- [DATASET EXTRACT]:
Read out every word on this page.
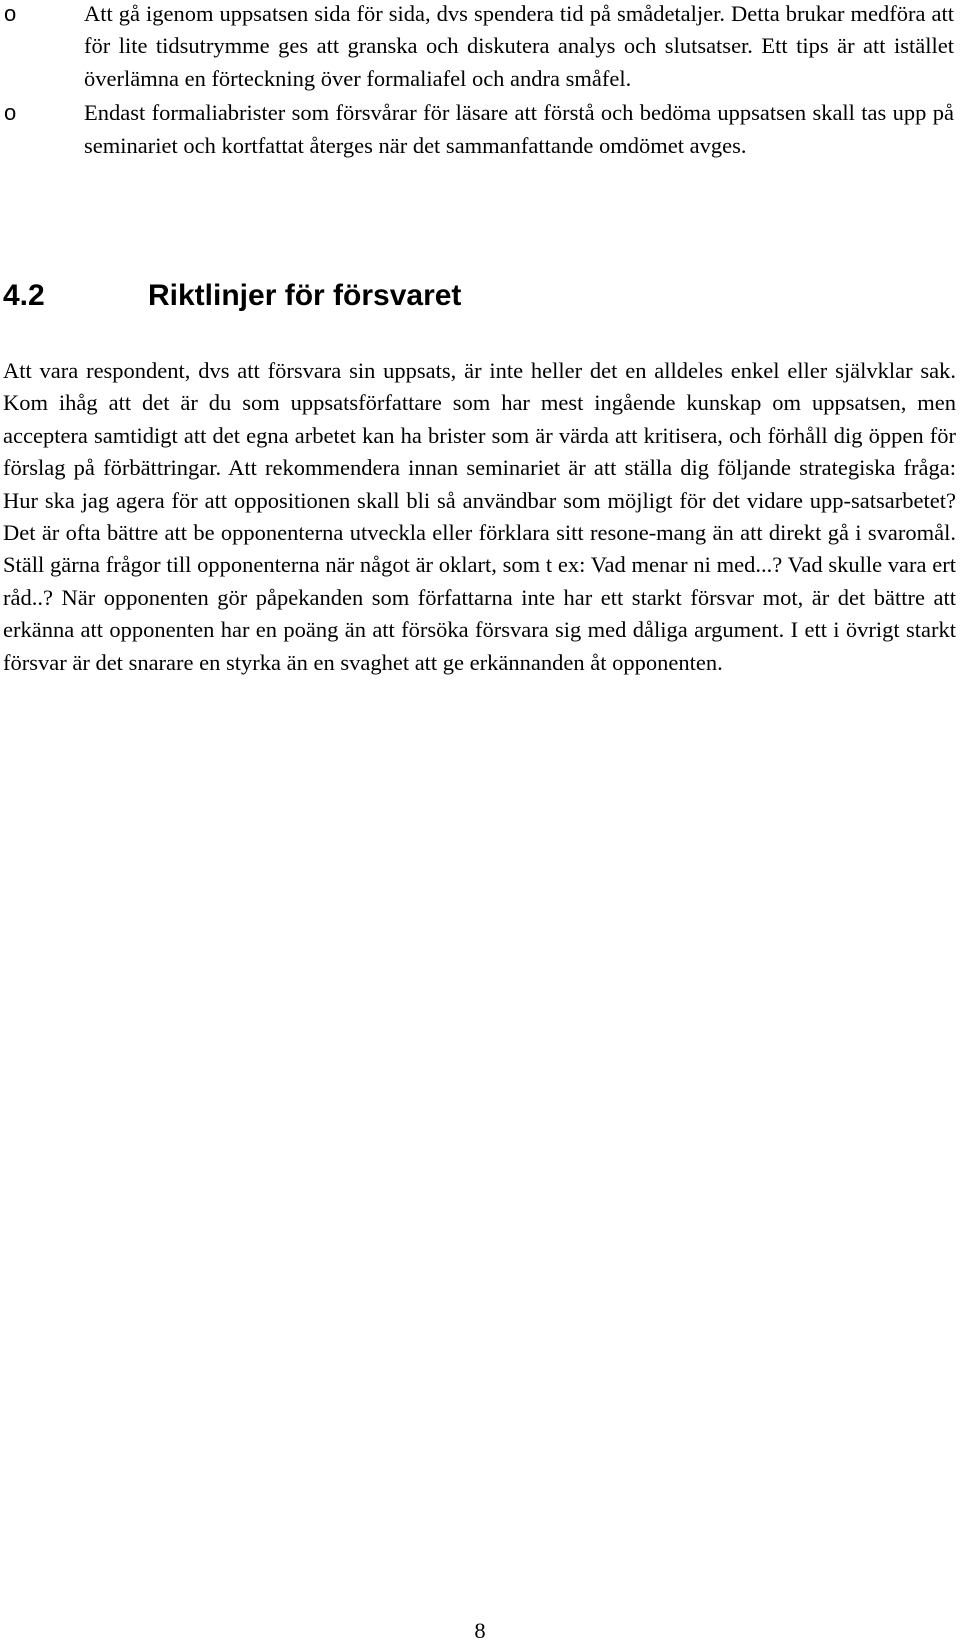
o	Att gå igenom uppsatsen sida för sida, dvs spendera tid på smådetaljer. Detta brukar medföra att för lite tidsutrymme ges att granska och diskutera analys och slutsatser. Ett tips är att istället överlämna en förteckning över formaliafel och andra småfel.
o	Endast formaliabrister som försvårar för läsare att förstå och bedöma uppsatsen skall tas upp på seminariet och kortfattat återges när det sammanfattande omdömet avges.
4.2	Riktlinjer för försvaret

Att vara respondent, dvs att försvara sin uppsats, är inte heller det en alldeles enkel eller självklar sak. Kom ihåg att det är du som uppsatsförfattare som har mest ingående kunskap om uppsatsen, men acceptera samtidigt att det egna arbetet kan ha brister som är värda att kritisera, och förhåll dig öppen för förslag på förbättringar. Att rekommendera innan seminariet är att ställa dig följande strategiska fråga: Hur ska jag agera för att oppositionen skall bli så användbar som möjligt för det vidare upp-satsarbetet? Det är ofta bättre att be opponenterna utveckla eller förklara sitt resone-mang än att direkt gå i svaromål. Ställ gärna frågor till opponenterna när något är oklart, som t ex: Vad menar ni med...? Vad skulle vara ert råd..? När opponenten gör påpekanden som författarna inte har ett starkt försvar mot, är det bättre att erkänna att opponenten har en poäng än att försöka försvara sig med dåliga argument. I ett i övrigt starkt försvar är det snarare en styrka än en svaghet att ge erkännanden åt opponenten.

8
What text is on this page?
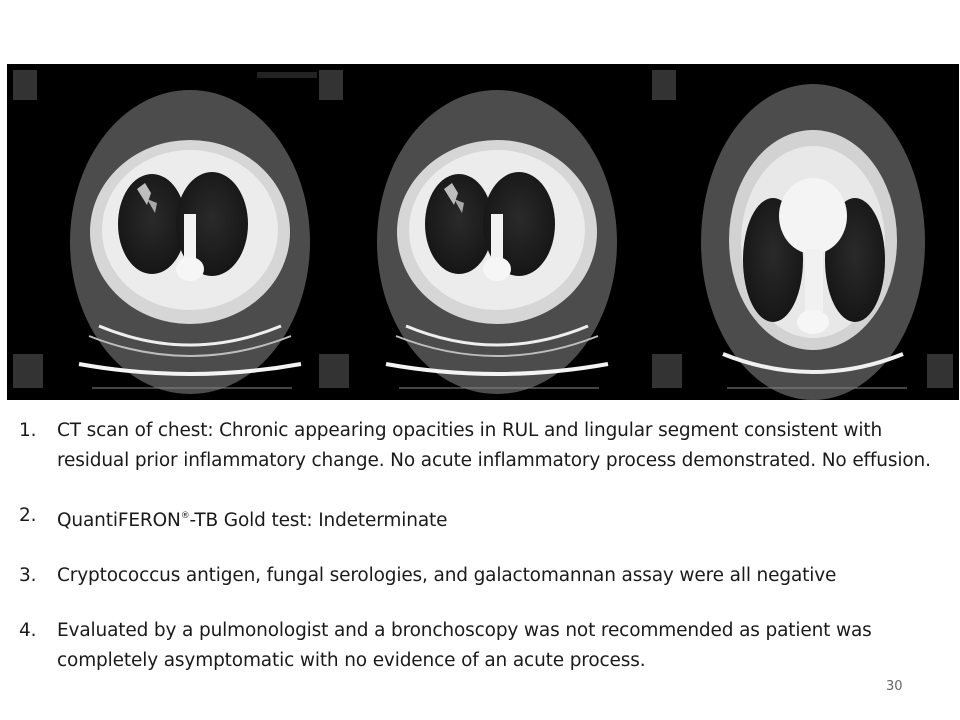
1.	CT scan of chest: Chronic appearing opacities in RUL and lingular segment consistent with residual prior inflammatory change. No acute inflammatory process demonstrated. No effusion.
2.	QuantiFERON®-TB Gold test: Indeterminate
3.	Cryptococcus antigen, fungal serologies, and galactomannan assay were all negative
4.	Evaluated by a pulmonologist and a bronchoscopy was not recommended as patient was completely asymptomatic with no evidence of an acute process.
30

- [TASK GOAL]: Leaving out the pictures, restate word for word the lines above from the one containing "What text is on this page?" through the end of the records, both ends included.

- [ANSWER TO THE EXERCISE]:
What text is on this page?
1.	CT scan of chest: Chronic appearing opacities in RUL and lingular segment consistent with residual prior inflammatory change. No acute inflammatory process demonstrated. No effusion.
2.	QuantiFERON®-TB Gold test: Indeterminate
3.	Cryptococcus antigen, fungal serologies, and galactomannan assay were all negative
4.	Evaluated by a pulmonologist and a bronchoscopy was not recommended as patient was completely asymptomatic with no evidence of an acute process.
30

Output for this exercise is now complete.